● ESTRATTO SCELTO:
Un andamento che si consolida anche osservando il tasso di occupazione che si è ridotto, nel quinquennio considerato, dell’1,2% passando dal 31,5% del 2010 al 28,9% del 2014.
Nel 2010, l’esercito delle “senza lavoro” era di circa 32 mila unità a fronte di ben 69 mila nel 2014. L’analisi del trend negativo fa toccare alla Calabria un tasso di disoccupazione al picco massimo nel 2014 raggiungendo quota 26,5% in crescita di quasi 13 punti percentuali rispetto all’anno 2010(13,8%).
L’orientamento dell’universo femminile calabrese rilevato da Demoskopika non lascia dubbia, è auspicabile anzi necessaria una significativa presenza femminile nelle posizioni di vertice, nei sistemi politici e di rappresentanza ai vari livelli.
La stragrande maggioranze delle calabresi ha dichiarato interesse alla partecipazione politica, ha indicato le amministrazioni locali, regione e Comune in testa.
Elaborando i dati, in Calabria, un imprenditore su quattro è donna, ben (26,1%): 24.563 in provincia di Cosenza, 19.487 a Reggio Calabria. A seguire la provincia di Catanzaro con 12.175 imprenditrici, Crotone e Vibo con 5.942 e 4.446.
Situazione drammatica anche in termini di divorzi e separazioni, in Calabria ce ne sono stati 2.746.
Nel commentare tali dati drammatici e preoccupanti l’economista Raffaele Rio si è espresso dichiarando che: “Il costo della recessione sociale si misura anche nella dinamica del mercato del lavoro. La perdita di 20mila posti di lavoro tra le donne calabresi pesa come un macigno sulle famiglie calabresi: è come se improvvisamente chiudesse l’intero gruppo Fininvest o, in un colpo solo, restassero a casa tutti i dipendenti del Gruppo Unipol, Edison ed Erg messi insieme. Il paragone rende bene l’idea della drammaticità della situazione.

● BLOCCO DATI:
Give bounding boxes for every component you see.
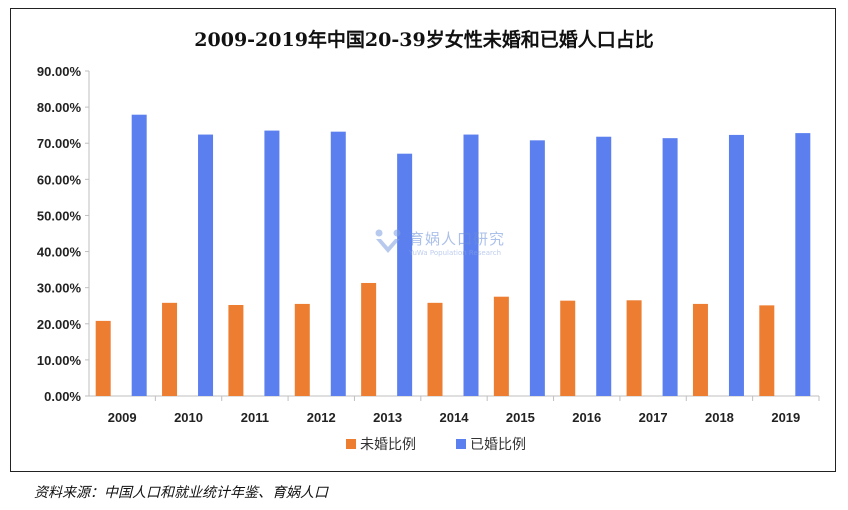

● ISTRUZIONI:
**A.** Indica se ciascuna affermazione concorda con l'estratto scelto, rispondendo sì o no e citando le parole decisive del testo.
(i) In Calabria circa un imprenditore su quattro è donna.
(ii) La provincia di Catanzaro conta più imprenditrici della provincia di Reggio Calabria.
(iii) Nel 2014 il tasso di disoccupazione in Calabria ha raggiunto il 26,5%.
**B.** Riassumi l'estratto scelto in due frasi.
**C.** Rispondi in base all'estratto scelto.
(i) Quante imprenditrici si contano nella provincia di Cosenza?
(ii) Quanti divorzi e separazioni ci sono stati in Calabria?
(iii) Quali amministrazioni locali hanno indicato le calabresi in testa?

● RISULTATI PER COMPITO:
**A.**
(i) Sì: "un imprenditore su quattro è donna".
(ii) No: "19.487 a Reggio Calabria. A seguire la provincia di Catanzaro con 12.175 imprenditrici".
(iii) Sì: "raggiungendo quota 26,5%".

**B.** Tra il 2010 e il 2014 le "senza lavoro" in Calabria sono passate da circa 32 mila a 69 mila, e il tasso di disoccupazione è salito dal 13,8% al 26,5%. Per l'orientamento rilevato da Demoskopika è necessaria una significativa presenza femminile nelle posizioni di vertice, e la stragrande maggioranza delle calabresi dichiara interesse alla partecipazione politica; l'economista Raffaele Rio paragona la perdita di 20mila posti di lavoro tra le donne calabresi alla chiusura dell'intero gruppo Fininvest.

**C.**
(i) 24.563.
(ii) 2.746.
(iii) La regione e il Comune.